Data items:
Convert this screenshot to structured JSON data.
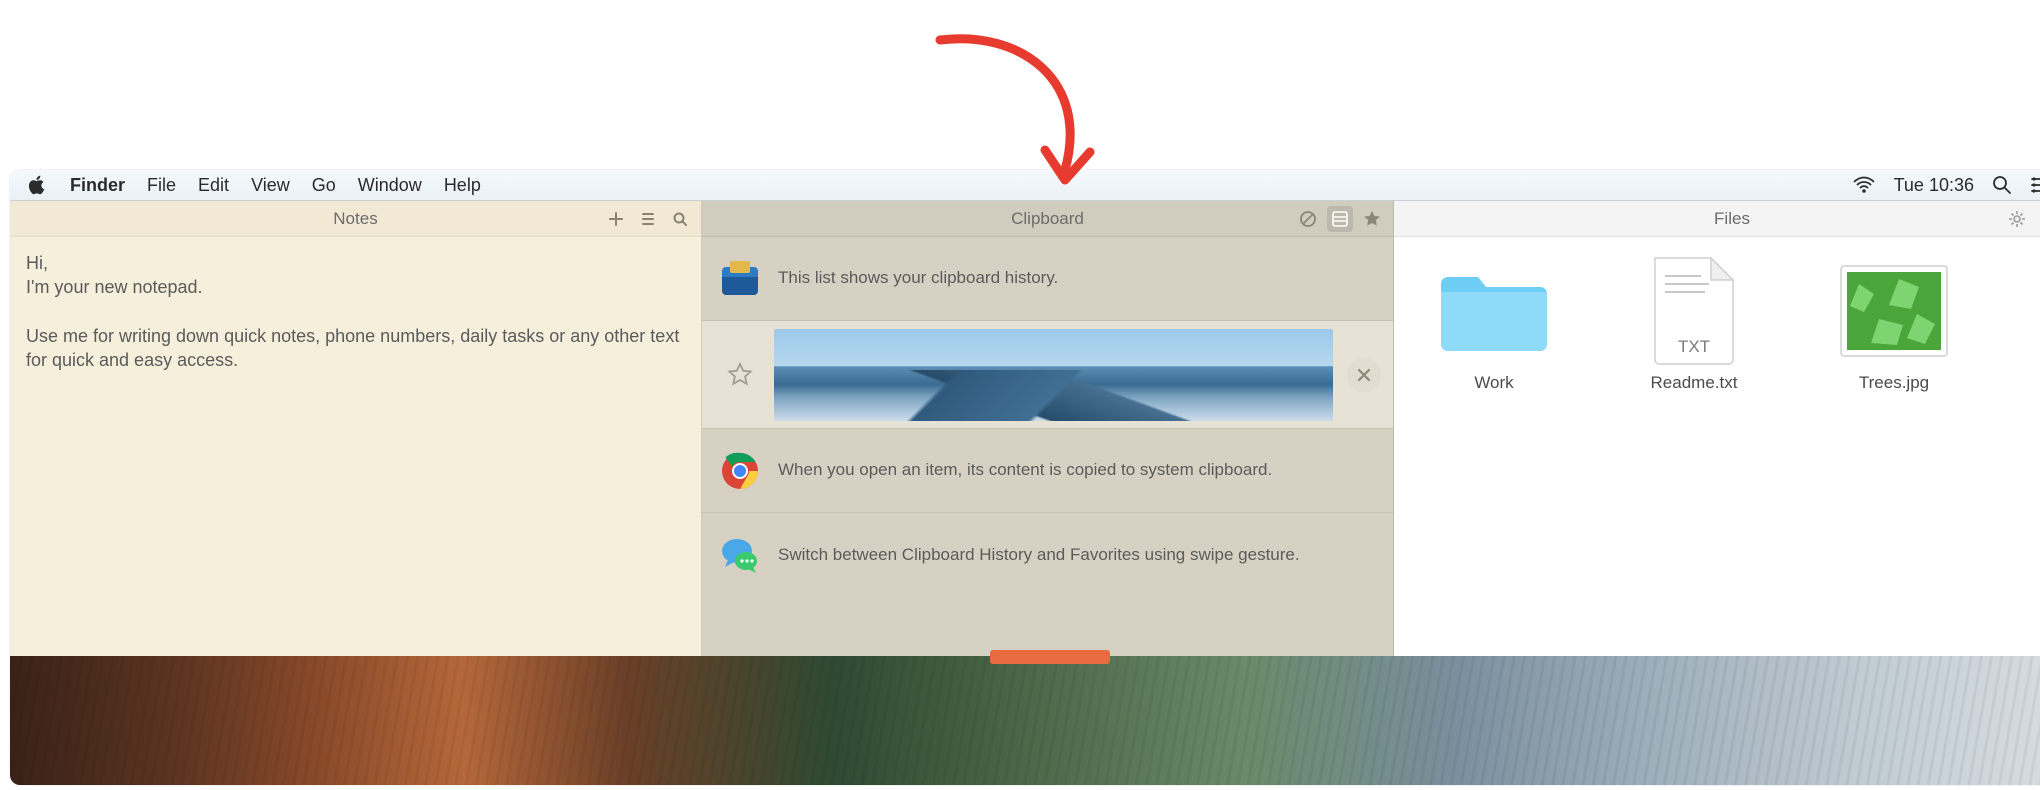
{
  "menubar": {
    "app_name": "Finder",
    "items": [
      "File",
      "Edit",
      "View",
      "Go",
      "Window",
      "Help"
    ],
    "clock": "Tue 10:36"
  },
  "notes": {
    "title": "Notes",
    "body_line1": "Hi,",
    "body_line2": "I'm your new notepad.",
    "body_para2": "Use me for writing down quick notes, phone numbers, daily tasks or any other text for quick and easy access."
  },
  "clipboard": {
    "title": "Clipboard",
    "rows": {
      "r0": "This list shows your clipboard history.",
      "r2": "When you open an item, its content is copied to system clipboard.",
      "r3": "Switch between Clipboard History and Favorites using swipe gesture."
    }
  },
  "files": {
    "title": "Files",
    "items": {
      "work": "Work",
      "readme": "Readme.txt",
      "readme_badge": "TXT",
      "trees": "Trees.jpg"
    }
  }
}
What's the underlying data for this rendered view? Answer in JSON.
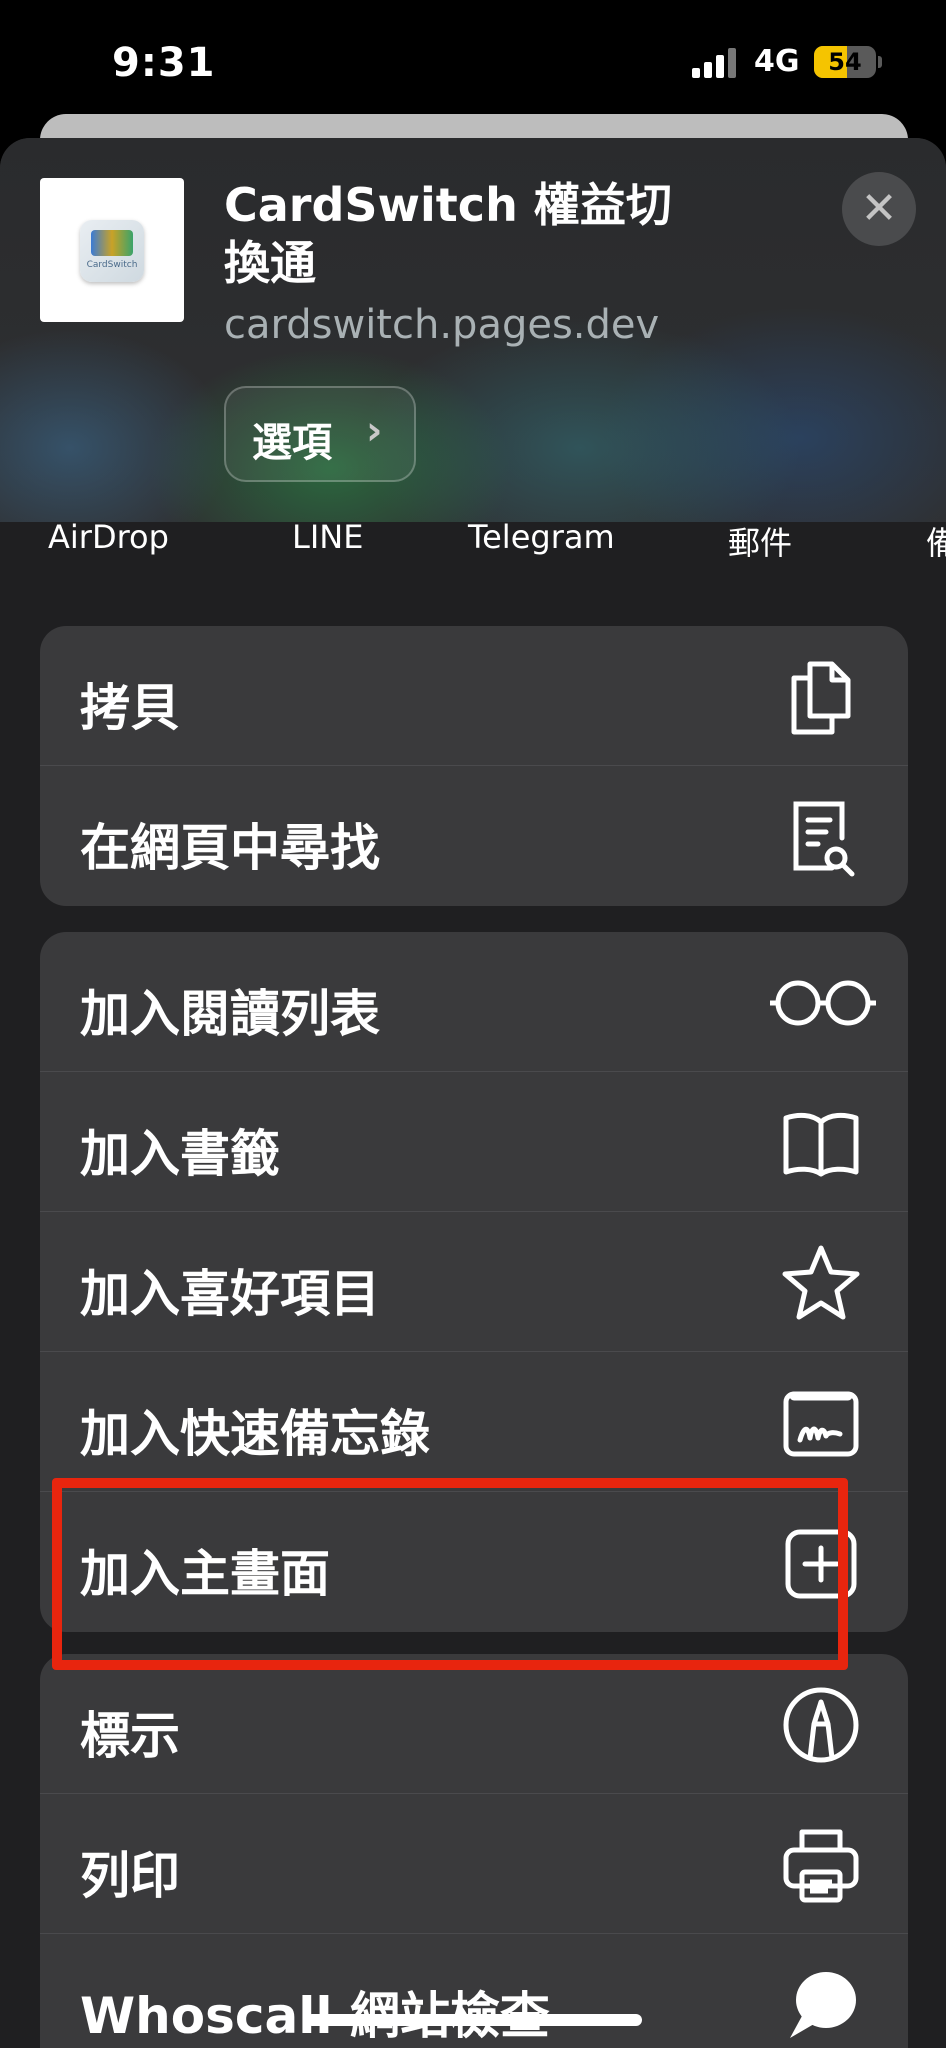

- _What is being asked_: Copy each line of the records above that carries the word "title".

- _The response_:
    "title": "Notes",
    "title": "Clipboard",
    "title": "Files",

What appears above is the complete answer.